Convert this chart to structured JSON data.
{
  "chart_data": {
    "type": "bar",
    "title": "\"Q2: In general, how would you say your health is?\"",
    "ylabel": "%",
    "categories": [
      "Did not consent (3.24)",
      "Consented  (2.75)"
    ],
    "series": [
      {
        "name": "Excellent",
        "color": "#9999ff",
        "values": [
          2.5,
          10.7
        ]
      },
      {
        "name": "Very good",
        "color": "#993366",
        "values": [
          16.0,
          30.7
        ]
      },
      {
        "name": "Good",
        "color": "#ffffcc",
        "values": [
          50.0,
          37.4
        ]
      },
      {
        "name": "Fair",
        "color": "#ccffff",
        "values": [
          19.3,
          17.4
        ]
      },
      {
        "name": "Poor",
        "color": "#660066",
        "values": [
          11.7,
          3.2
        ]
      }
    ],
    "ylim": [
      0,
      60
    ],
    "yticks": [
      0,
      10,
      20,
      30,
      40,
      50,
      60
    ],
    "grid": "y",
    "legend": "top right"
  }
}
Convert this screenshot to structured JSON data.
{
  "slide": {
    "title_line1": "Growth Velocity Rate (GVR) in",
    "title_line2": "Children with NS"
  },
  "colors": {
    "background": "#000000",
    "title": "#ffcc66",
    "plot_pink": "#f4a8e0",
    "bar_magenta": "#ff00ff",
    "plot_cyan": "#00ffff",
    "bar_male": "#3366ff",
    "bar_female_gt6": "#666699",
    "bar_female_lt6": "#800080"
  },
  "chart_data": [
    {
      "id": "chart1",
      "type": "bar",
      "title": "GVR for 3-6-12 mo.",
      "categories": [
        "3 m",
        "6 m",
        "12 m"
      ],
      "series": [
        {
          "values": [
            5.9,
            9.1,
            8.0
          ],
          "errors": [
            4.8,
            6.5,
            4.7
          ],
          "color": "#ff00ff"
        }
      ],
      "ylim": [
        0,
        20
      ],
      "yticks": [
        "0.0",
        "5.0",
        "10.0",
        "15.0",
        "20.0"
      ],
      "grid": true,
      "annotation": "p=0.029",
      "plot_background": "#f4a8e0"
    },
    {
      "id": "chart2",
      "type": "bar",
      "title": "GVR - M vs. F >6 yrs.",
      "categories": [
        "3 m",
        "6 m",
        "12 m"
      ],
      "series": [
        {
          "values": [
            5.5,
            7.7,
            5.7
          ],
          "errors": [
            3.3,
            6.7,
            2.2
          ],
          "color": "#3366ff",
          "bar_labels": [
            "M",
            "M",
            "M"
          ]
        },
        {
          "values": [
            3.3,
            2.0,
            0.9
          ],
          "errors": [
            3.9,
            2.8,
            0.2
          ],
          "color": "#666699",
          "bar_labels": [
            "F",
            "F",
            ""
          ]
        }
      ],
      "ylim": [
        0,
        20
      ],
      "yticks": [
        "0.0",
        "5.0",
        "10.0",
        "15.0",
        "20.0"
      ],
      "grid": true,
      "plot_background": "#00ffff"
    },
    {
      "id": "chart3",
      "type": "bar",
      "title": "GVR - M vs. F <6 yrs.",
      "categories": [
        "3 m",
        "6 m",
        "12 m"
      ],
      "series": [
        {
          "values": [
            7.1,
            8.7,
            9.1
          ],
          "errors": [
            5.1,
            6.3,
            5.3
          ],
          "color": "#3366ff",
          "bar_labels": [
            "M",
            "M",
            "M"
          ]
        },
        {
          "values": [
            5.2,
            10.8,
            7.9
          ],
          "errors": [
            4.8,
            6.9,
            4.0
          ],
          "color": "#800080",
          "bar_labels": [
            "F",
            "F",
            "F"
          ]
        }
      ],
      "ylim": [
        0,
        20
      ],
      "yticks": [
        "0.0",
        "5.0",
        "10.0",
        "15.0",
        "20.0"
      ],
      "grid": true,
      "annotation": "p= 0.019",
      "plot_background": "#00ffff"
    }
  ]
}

## Your task
From the records above, extract every line exactly as it stands.

## Written answer
Convert this chart to structured JSON data.
{
  "chart_data": {
    "type": "bar",
    "title": "\"Q2: In general, how would you say your health is?\"",
    "ylabel": "%",
    "categories": [
      "Did not consent (3.24)",
      "Consented  (2.75)"
    ],
    "series": [
      {
        "name": "Excellent",
        "color": "#9999ff",
        "values": [
          2.5,
          10.7
        ]
      },
      {
        "name": "Very good",
        "color": "#993366",
        "values": [
          16.0,
          30.7
        ]
      },
      {
        "name": "Good",
        "color": "#ffffcc",
        "values": [
          50.0,
          37.4
        ]
      },
      {
        "name": "Fair",
        "color": "#ccffff",
        "values": [
          19.3,
          17.4
        ]
      },
      {
        "name": "Poor",
        "color": "#660066",
        "values": [
          11.7,
          3.2
        ]
      }
    ],
    "ylim": [
      0,
      60
    ],
    "yticks": [
      0,
      10,
      20,
      30,
      40,
      50,
      60
    ],
    "grid": "y",
    "legend": "top right"
  }
}
Convert this screenshot to structured JSON data.
{
  "slide": {
    "title_line1": "Growth Velocity Rate (GVR) in",
    "title_line2": "Children with NS"
  },
  "colors": {
    "background": "#000000",
    "title": "#ffcc66",
    "plot_pink": "#f4a8e0",
    "bar_magenta": "#ff00ff",
    "plot_cyan": "#00ffff",
    "bar_male": "#3366ff",
    "bar_female_gt6": "#666699",
    "bar_female_lt6": "#800080"
  },
  "chart_data": [
    {
      "id": "chart1",
      "type": "bar",
      "title": "GVR for 3-6-12 mo.",
      "categories": [
        "3 m",
        "6 m",
        "12 m"
      ],
      "series": [
        {
          "values": [
            5.9,
            9.1,
            8.0
          ],
          "errors": [
            4.8,
            6.5,
            4.7
          ],
          "color": "#ff00ff"
        }
      ],
      "ylim": [
        0,
        20
      ],
      "yticks": [
        "0.0",
        "5.0",
        "10.0",
        "15.0",
        "20.0"
      ],
      "grid": true,
      "annotation": "p=0.029",
      "plot_background": "#f4a8e0"
    },
    {
      "id": "chart2",
      "type": "bar",
      "title": "GVR - M vs. F >6 yrs.",
      "categories": [
        "3 m",
        "6 m",
        "12 m"
      ],
      "series": [
        {
          "values": [
            5.5,
            7.7,
            5.7
          ],
          "errors": [
            3.3,
            6.7,
            2.2
          ],
          "color": "#3366ff",
          "bar_labels": [
            "M",
            "M",
            "M"
          ]
        },
        {
          "values": [
            3.3,
            2.0,
            0.9
          ],
          "errors": [
            3.9,
            2.8,
            0.2
          ],
          "color": "#666699",
          "bar_labels": [
            "F",
            "F",
            ""
          ]
        }
      ],
      "ylim": [
        0,
        20
      ],
      "yticks": [
        "0.0",
        "5.0",
        "10.0",
        "15.0",
        "20.0"
      ],
      "grid": true,
      "plot_background": "#00ffff"
    },
    {
      "id": "chart3",
      "type": "bar",
      "title": "GVR - M vs. F <6 yrs.",
      "categories": [
        "3 m",
        "6 m",
        "12 m"
      ],
      "series": [
        {
          "values": [
            7.1,
            8.7,
            9.1
          ],
          "errors": [
            5.1,
            6.3,
            5.3
          ],
          "color": "#3366ff",
          "bar_labels": [
            "M",
            "M",
            "M"
          ]
        },
        {
          "values": [
            5.2,
            10.8,
            7.9
          ],
          "errors": [
            4.8,
            6.9,
            4.0
          ],
          "color": "#800080",
          "bar_labels": [
            "F",
            "F",
            "F"
          ]
        }
      ],
      "ylim": [
        0,
        20
      ],
      "yticks": [
        "0.0",
        "5.0",
        "10.0",
        "15.0",
        "20.0"
      ],
      "grid": true,
      "annotation": "p= 0.019",
      "plot_background": "#00ffff"
    }
  ]
}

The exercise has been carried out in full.